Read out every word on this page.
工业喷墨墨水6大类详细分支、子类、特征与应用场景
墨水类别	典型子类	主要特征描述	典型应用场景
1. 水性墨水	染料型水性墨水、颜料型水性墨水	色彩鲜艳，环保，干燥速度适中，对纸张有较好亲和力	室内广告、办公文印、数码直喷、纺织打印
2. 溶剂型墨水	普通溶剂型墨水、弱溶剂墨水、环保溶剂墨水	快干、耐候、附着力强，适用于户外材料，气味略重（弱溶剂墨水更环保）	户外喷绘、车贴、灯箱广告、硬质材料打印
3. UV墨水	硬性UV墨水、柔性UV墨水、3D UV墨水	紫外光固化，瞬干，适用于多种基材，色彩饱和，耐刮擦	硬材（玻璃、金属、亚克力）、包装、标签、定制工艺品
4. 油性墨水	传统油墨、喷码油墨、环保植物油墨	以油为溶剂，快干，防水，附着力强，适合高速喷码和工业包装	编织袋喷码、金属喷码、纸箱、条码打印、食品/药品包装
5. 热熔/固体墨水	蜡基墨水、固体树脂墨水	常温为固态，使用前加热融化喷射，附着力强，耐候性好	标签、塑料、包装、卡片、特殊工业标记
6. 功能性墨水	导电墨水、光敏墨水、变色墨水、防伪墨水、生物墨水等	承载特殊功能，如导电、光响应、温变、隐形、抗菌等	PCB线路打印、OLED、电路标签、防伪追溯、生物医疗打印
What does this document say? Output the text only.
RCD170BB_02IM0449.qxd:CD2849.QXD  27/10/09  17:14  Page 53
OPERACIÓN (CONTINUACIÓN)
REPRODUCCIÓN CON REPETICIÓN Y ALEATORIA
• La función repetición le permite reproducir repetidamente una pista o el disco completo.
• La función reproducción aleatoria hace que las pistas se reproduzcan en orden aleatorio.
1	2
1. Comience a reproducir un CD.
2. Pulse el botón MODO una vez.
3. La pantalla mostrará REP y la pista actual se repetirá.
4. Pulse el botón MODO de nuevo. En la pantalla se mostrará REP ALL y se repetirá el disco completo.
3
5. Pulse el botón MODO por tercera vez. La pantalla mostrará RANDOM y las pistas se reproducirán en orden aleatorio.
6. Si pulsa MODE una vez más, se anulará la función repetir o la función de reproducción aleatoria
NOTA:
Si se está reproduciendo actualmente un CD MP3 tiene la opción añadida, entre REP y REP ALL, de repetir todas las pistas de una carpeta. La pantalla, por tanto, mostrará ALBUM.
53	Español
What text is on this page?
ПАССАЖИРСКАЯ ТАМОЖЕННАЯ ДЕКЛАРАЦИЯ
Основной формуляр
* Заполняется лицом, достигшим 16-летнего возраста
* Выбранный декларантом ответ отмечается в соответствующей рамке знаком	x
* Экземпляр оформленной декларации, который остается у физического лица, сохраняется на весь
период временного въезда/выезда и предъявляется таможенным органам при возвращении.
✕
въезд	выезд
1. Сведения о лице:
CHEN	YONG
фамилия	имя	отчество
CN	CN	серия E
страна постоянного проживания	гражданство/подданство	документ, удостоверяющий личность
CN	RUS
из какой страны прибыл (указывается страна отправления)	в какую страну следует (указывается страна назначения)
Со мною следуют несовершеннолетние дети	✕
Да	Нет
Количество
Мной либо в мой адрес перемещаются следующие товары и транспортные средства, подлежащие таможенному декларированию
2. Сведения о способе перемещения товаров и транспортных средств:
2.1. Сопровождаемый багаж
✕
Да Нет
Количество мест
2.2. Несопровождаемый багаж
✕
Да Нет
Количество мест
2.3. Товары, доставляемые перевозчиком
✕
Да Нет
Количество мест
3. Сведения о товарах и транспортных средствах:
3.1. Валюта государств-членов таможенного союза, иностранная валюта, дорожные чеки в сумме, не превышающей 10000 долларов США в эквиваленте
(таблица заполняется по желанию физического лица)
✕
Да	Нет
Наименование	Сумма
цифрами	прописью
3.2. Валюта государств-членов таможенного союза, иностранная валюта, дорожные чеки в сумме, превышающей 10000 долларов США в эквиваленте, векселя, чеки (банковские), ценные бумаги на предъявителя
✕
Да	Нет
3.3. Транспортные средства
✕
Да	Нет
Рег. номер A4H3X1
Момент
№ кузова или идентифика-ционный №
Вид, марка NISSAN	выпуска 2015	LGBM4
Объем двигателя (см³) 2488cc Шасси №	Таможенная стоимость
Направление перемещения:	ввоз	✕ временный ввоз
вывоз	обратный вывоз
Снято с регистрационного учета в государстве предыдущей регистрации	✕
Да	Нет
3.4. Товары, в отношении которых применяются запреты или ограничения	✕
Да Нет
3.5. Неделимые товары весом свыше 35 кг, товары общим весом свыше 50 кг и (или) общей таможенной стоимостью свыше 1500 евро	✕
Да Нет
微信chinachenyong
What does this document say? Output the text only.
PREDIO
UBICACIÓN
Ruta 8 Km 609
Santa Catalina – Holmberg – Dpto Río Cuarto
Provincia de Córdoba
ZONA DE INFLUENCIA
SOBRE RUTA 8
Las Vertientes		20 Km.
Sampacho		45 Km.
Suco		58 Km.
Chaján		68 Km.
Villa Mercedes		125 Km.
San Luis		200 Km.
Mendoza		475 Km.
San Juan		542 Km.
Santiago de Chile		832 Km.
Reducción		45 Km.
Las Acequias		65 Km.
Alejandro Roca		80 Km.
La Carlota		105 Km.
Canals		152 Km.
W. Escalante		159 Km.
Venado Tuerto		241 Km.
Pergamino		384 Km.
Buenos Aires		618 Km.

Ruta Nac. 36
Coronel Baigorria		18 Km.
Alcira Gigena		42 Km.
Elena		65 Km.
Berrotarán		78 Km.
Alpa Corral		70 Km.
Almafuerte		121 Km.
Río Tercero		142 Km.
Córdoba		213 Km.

* * * * * * * * *

What you are asked to do :: All of the lines above need to be given again exactly.

Task output ::
Read out every word on this page.
工业喷墨墨水6大类详细分支、子类、特征与应用场景
墨水类别	典型子类	主要特征描述	典型应用场景
1. 水性墨水	染料型水性墨水、颜料型水性墨水	色彩鲜艳，环保，干燥速度适中，对纸张有较好亲和力	室内广告、办公文印、数码直喷、纺织打印
2. 溶剂型墨水	普通溶剂型墨水、弱溶剂墨水、环保溶剂墨水	快干、耐候、附着力强，适用于户外材料，气味略重（弱溶剂墨水更环保）	户外喷绘、车贴、灯箱广告、硬质材料打印
3. UV墨水	硬性UV墨水、柔性UV墨水、3D UV墨水	紫外光固化，瞬干，适用于多种基材，色彩饱和，耐刮擦	硬材（玻璃、金属、亚克力）、包装、标签、定制工艺品
4. 油性墨水	传统油墨、喷码油墨、环保植物油墨	以油为溶剂，快干，防水，附着力强，适合高速喷码和工业包装	编织袋喷码、金属喷码、纸箱、条码打印、食品/药品包装
5. 热熔/固体墨水	蜡基墨水、固体树脂墨水	常温为固态，使用前加热融化喷射，附着力强，耐候性好	标签、塑料、包装、卡片、特殊工业标记
6. 功能性墨水	导电墨水、光敏墨水、变色墨水、防伪墨水、生物墨水等	承载特殊功能，如导电、光响应、温变、隐形、抗菌等	PCB线路打印、OLED、电路标签、防伪追溯、生物医疗打印
What does this document say? Output the text only.
RCD170BB_02IM0449.qxd:CD2849.QXD  27/10/09  17:14  Page 53
OPERACIÓN (CONTINUACIÓN)
REPRODUCCIÓN CON REPETICIÓN Y ALEATORIA
• La función repetición le permite reproducir repetidamente una pista o el disco completo.
• La función reproducción aleatoria hace que las pistas se reproduzcan en orden aleatorio.
1	2
1. Comience a reproducir un CD.
2. Pulse el botón MODO una vez.
3. La pantalla mostrará REP y la pista actual se repetirá.
4. Pulse el botón MODO de nuevo. En la pantalla se mostrará REP ALL y se repetirá el disco completo.
3
5. Pulse el botón MODO por tercera vez. La pantalla mostrará RANDOM y las pistas se reproducirán en orden aleatorio.
6. Si pulsa MODE una vez más, se anulará la función repetir o la función de reproducción aleatoria
NOTA:
Si se está reproduciendo actualmente un CD MP3 tiene la opción añadida, entre REP y REP ALL, de repetir todas las pistas de una carpeta. La pantalla, por tanto, mostrará ALBUM.
53	Español
What text is on this page?
ПАССАЖИРСКАЯ ТАМОЖЕННАЯ ДЕКЛАРАЦИЯ
Основной формуляр
* Заполняется лицом, достигшим 16-летнего возраста
* Выбранный декларантом ответ отмечается в соответствующей рамке знаком	x
* Экземпляр оформленной декларации, который остается у физического лица, сохраняется на весь
период временного въезда/выезда и предъявляется таможенным органам при возвращении.
✕
въезд	выезд
1. Сведения о лице:
CHEN	YONG
фамилия	имя	отчество
CN	CN	серия E
страна постоянного проживания	гражданство/подданство	документ, удостоверяющий личность
CN	RUS
из какой страны прибыл (указывается страна отправления)	в какую страну следует (указывается страна назначения)
Со мною следуют несовершеннолетние дети	✕
Да	Нет
Количество
Мной либо в мой адрес перемещаются следующие товары и транспортные средства, подлежащие таможенному декларированию
2. Сведения о способе перемещения товаров и транспортных средств:
2.1. Сопровождаемый багаж
✕
Да Нет
Количество мест
2.2. Несопровождаемый багаж
✕
Да Нет
Количество мест
2.3. Товары, доставляемые перевозчиком
✕
Да Нет
Количество мест
3. Сведения о товарах и транспортных средствах:
3.1. Валюта государств-членов таможенного союза, иностранная валюта, дорожные чеки в сумме, не превышающей 10000 долларов США в эквиваленте
(таблица заполняется по желанию физического лица)
✕
Да	Нет
Наименование	Сумма
цифрами	прописью
3.2. Валюта государств-членов таможенного союза, иностранная валюта, дорожные чеки в сумме, превышающей 10000 долларов США в эквиваленте, векселя, чеки (банковские), ценные бумаги на предъявителя
✕
Да	Нет
3.3. Транспортные средства
✕
Да	Нет
Рег. номер A4H3X1
Момент
№ кузова или идентифика-ционный №
Вид, марка NISSAN	выпуска 2015	LGBM4
Объем двигателя (см³) 2488cc Шасси №	Таможенная стоимость
Направление перемещения:	ввоз	✕ временный ввоз
вывоз	обратный вывоз
Снято с регистрационного учета в государстве предыдущей регистрации	✕
Да	Нет
3.4. Товары, в отношении которых применяются запреты или ограничения	✕
Да Нет
3.5. Неделимые товары весом свыше 35 кг, товары общим весом свыше 50 кг и (или) общей таможенной стоимостью свыше 1500 евро	✕
Да Нет
微信chinachenyong
What does this document say? Output the text only.
PREDIO
UBICACIÓN
Ruta 8 Km 609
Santa Catalina – Holmberg – Dpto Río Cuarto
Provincia de Córdoba
ZONA DE INFLUENCIA
SOBRE RUTA 8
Las Vertientes		20 Km.
Sampacho		45 Km.
Suco		58 Km.
Chaján		68 Km.
Villa Mercedes		125 Km.
San Luis		200 Km.
Mendoza		475 Km.
San Juan		542 Km.
Santiago de Chile		832 Km.
Reducción		45 Km.
Las Acequias		65 Km.
Alejandro Roca		80 Km.
La Carlota		105 Km.
Canals		152 Km.
W. Escalante		159 Km.
Venado Tuerto		241 Km.
Pergamino		384 Km.
Buenos Aires		618 Km.

Ruta Nac. 36
Coronel Baigorria		18 Km.
Alcira Gigena		42 Km.
Elena		65 Km.
Berrotarán		78 Km.
Alpa Corral		70 Km.
Almafuerte		121 Km.
Río Tercero		142 Km.
Córdoba		213 Km.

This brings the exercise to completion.